TASK REQUIREMENTS
Rewrite only the lines that open with the one containing "Annotate this image: element" and close with the one containing "heatmap-cell (656, 368, 690, 402)", replacing "heatmap-cell" with "grid-cell" and changing nothing else.
## START EXERCISE DATA
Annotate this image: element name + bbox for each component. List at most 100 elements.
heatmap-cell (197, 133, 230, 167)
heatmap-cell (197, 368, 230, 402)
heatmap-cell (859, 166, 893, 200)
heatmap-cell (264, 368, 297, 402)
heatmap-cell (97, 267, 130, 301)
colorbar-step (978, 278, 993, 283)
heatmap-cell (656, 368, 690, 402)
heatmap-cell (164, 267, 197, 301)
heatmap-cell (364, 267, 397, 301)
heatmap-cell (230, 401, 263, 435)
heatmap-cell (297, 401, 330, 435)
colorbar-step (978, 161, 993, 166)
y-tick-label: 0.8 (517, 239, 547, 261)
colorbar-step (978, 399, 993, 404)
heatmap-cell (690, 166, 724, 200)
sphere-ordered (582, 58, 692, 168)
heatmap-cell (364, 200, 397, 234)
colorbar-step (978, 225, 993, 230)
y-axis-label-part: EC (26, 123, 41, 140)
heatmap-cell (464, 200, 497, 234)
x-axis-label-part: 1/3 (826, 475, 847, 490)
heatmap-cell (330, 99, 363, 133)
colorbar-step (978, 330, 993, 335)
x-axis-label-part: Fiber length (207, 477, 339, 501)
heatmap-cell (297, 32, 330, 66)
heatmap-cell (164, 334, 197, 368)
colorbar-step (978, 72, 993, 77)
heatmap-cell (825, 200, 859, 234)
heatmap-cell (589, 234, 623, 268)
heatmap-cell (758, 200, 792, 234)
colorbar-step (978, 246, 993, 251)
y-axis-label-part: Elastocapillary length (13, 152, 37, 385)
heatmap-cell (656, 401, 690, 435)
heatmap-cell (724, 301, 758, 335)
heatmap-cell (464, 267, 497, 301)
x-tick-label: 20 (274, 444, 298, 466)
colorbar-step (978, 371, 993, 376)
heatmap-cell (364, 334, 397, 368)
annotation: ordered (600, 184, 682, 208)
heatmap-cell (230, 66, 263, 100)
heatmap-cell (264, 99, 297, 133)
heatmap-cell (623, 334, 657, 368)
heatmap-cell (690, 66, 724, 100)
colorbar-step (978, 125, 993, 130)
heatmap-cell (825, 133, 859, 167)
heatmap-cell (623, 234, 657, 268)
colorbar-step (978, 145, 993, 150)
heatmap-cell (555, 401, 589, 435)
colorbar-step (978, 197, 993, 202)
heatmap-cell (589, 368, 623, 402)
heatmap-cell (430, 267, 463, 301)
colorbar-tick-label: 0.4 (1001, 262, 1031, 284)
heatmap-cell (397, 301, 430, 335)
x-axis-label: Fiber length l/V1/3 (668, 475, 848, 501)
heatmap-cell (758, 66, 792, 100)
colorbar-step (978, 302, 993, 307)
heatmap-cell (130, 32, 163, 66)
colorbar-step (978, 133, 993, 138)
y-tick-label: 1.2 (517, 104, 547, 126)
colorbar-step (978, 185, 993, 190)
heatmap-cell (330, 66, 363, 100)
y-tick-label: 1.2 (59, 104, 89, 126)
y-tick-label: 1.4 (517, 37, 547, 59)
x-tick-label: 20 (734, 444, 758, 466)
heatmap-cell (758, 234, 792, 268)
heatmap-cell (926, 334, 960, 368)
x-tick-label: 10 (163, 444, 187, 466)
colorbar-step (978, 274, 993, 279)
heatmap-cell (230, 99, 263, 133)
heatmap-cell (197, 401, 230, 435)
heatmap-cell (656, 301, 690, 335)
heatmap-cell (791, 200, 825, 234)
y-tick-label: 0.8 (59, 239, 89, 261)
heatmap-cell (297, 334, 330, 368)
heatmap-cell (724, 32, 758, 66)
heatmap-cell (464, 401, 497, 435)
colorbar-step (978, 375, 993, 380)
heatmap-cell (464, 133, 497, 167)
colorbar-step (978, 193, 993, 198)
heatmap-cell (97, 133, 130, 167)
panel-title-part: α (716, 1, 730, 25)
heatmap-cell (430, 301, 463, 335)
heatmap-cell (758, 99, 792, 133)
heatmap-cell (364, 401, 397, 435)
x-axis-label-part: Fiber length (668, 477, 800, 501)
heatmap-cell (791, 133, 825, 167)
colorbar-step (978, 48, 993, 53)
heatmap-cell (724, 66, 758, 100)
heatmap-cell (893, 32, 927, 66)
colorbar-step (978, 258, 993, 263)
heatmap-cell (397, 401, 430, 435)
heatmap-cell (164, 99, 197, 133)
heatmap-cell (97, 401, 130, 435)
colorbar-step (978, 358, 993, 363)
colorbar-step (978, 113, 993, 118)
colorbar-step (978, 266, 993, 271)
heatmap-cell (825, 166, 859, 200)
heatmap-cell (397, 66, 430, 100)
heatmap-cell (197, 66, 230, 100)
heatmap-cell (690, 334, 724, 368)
## END EXERCISE DATA
## START EXERCISE DATA
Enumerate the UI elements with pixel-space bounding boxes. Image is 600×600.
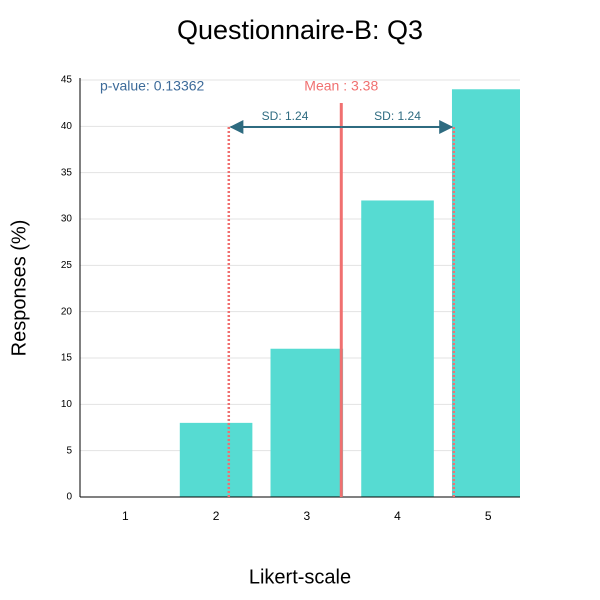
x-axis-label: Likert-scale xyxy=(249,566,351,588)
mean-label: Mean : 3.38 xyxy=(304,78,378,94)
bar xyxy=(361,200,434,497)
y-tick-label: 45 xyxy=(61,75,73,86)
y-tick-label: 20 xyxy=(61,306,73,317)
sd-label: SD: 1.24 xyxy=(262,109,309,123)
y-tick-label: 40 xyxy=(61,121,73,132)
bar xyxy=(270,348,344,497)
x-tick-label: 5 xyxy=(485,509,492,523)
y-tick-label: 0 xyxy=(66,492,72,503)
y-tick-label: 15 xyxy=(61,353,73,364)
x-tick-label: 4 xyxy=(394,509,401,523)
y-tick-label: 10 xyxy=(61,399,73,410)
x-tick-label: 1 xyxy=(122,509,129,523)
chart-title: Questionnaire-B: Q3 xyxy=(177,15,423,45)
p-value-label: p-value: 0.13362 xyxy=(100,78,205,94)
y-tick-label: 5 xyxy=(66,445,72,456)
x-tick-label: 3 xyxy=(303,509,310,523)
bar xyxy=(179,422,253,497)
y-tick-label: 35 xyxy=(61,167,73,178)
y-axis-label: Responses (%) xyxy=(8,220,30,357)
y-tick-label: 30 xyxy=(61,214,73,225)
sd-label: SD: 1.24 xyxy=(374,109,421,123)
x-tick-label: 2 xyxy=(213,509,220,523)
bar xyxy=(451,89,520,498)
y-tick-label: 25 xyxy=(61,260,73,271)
## END EXERCISE DATA
## START EXERCISE DATA
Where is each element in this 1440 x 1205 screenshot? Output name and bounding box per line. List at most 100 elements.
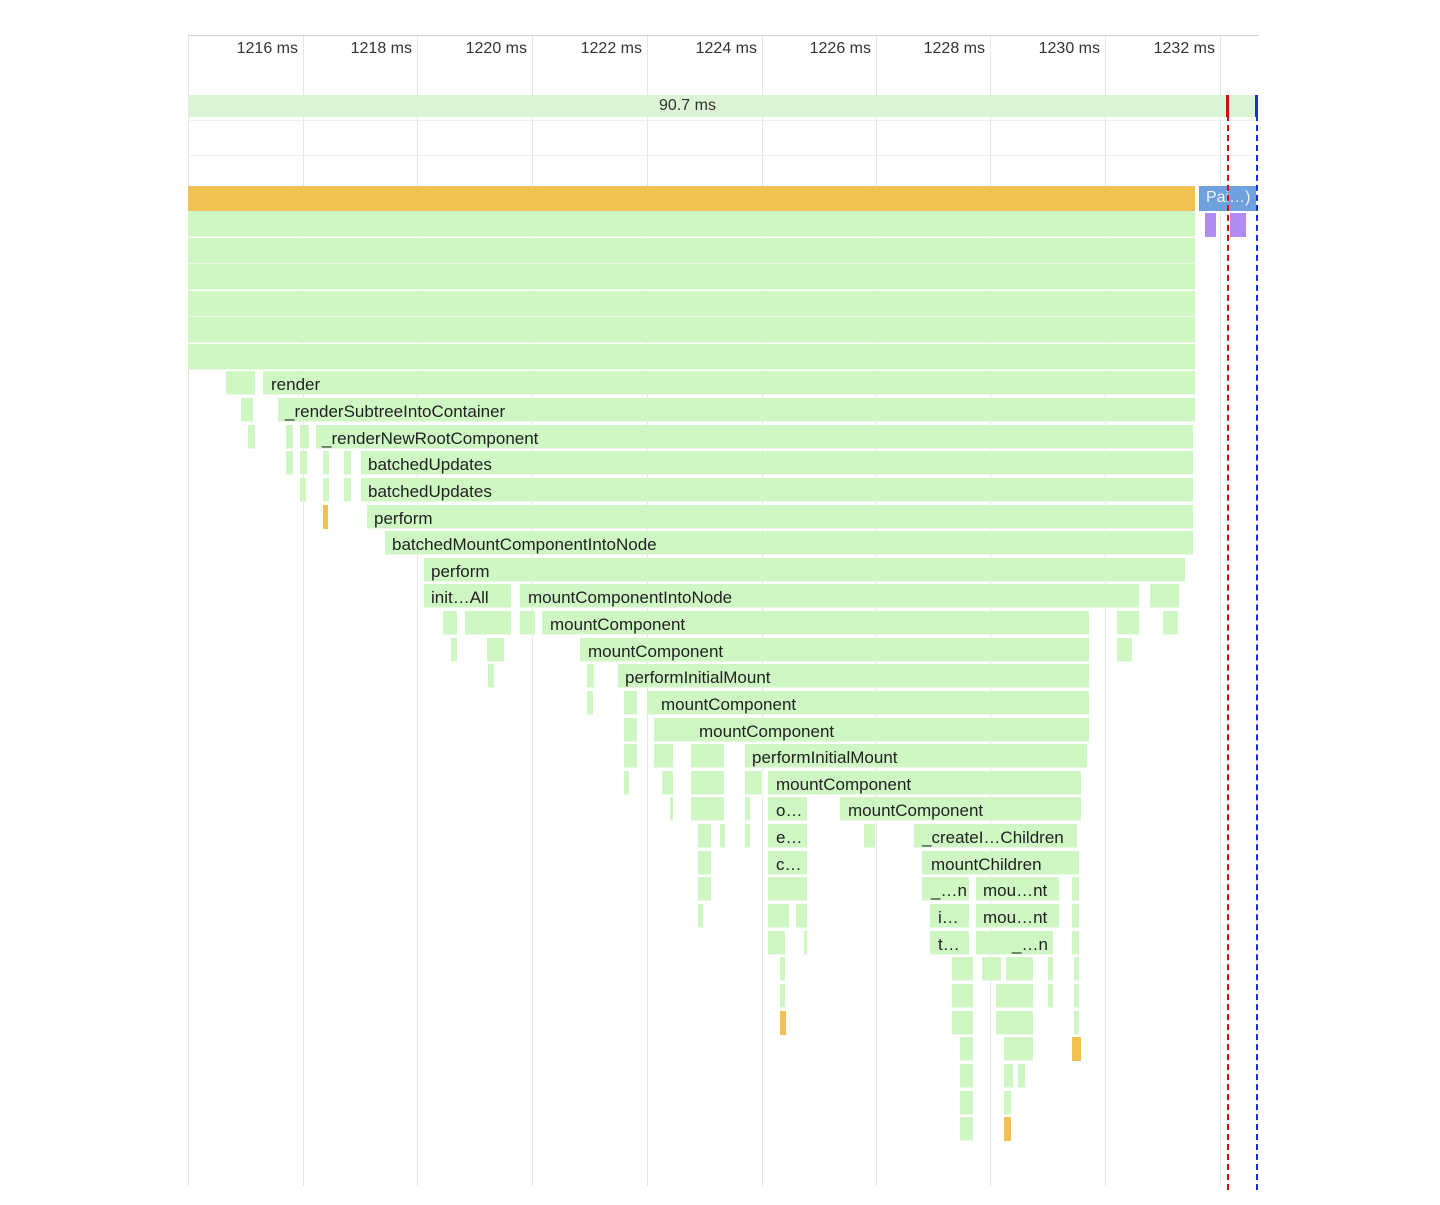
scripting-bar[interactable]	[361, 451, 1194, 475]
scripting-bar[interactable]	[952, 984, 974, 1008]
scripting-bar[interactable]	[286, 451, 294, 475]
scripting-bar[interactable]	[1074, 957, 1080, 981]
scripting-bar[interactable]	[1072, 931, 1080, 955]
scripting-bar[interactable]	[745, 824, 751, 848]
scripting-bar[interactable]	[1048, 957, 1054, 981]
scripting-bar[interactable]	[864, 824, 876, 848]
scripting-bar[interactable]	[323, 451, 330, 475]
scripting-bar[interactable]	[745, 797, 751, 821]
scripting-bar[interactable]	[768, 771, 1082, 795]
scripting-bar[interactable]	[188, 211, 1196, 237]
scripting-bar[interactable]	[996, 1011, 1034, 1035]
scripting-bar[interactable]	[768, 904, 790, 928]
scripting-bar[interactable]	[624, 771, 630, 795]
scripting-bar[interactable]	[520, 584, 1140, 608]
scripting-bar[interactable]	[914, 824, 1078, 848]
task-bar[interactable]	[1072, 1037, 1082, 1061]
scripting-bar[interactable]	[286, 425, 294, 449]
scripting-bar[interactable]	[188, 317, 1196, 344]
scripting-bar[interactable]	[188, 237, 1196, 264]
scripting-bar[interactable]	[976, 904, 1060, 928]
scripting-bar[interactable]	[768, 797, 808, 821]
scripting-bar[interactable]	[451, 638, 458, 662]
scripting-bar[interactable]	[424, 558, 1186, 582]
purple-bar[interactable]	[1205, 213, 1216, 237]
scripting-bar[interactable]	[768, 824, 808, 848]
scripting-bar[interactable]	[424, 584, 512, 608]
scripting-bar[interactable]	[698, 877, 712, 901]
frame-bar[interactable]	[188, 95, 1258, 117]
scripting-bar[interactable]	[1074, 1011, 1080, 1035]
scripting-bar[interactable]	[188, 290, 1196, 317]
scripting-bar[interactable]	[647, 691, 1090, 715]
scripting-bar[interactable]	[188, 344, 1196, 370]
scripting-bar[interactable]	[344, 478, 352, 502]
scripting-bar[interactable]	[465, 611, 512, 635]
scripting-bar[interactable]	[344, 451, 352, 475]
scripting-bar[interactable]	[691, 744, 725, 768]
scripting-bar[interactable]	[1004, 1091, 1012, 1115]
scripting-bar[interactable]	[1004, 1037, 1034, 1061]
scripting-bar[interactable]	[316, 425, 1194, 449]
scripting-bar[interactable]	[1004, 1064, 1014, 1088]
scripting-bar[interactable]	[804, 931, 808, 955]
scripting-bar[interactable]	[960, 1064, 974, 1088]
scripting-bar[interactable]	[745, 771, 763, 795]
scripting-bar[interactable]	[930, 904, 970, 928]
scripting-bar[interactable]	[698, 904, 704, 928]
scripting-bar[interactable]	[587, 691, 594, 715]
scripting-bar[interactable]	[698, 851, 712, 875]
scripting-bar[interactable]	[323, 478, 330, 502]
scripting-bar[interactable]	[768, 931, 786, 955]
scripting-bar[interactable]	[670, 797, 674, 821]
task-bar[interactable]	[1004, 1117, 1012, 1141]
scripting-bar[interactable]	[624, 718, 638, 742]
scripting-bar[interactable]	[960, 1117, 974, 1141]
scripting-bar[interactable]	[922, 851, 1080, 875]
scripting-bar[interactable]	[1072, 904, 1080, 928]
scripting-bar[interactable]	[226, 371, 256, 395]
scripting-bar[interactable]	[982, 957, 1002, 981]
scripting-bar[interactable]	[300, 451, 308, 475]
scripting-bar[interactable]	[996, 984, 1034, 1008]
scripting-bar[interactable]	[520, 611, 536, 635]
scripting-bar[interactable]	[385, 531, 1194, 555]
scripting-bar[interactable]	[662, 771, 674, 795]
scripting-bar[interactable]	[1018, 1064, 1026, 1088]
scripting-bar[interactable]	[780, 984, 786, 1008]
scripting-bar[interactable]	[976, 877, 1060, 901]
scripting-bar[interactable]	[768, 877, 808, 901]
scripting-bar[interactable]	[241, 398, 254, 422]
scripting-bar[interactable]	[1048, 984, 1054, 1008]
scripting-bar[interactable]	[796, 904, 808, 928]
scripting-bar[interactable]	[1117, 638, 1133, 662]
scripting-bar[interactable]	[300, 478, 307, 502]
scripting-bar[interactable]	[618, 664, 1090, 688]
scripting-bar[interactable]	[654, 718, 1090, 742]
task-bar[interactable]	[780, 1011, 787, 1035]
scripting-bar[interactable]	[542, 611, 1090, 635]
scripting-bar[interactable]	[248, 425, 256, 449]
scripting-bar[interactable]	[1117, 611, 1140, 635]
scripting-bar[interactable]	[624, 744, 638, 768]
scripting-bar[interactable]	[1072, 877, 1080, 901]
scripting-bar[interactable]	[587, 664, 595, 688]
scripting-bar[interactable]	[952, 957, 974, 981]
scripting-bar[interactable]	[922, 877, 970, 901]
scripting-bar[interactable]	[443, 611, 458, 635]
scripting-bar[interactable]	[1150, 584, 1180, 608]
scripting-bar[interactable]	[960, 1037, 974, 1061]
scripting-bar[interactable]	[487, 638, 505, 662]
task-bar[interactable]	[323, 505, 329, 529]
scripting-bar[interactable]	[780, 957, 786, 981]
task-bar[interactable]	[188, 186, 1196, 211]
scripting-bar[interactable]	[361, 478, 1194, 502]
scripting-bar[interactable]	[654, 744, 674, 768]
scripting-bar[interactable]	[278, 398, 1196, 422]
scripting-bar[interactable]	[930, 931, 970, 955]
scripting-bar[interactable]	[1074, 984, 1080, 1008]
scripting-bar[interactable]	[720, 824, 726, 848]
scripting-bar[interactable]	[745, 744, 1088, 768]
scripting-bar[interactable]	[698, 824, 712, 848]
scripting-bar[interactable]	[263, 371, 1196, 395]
## END EXERCISE DATA
TASK SOLUTION
Annotate this image: element name + bbox for each component. List at most 100 elements.
grid-cell (197, 133, 230, 167)
grid-cell (197, 368, 230, 402)
grid-cell (859, 166, 893, 200)
grid-cell (264, 368, 297, 402)
grid-cell (97, 267, 130, 301)
colorbar-step (978, 278, 993, 283)
grid-cell (656, 368, 690, 402)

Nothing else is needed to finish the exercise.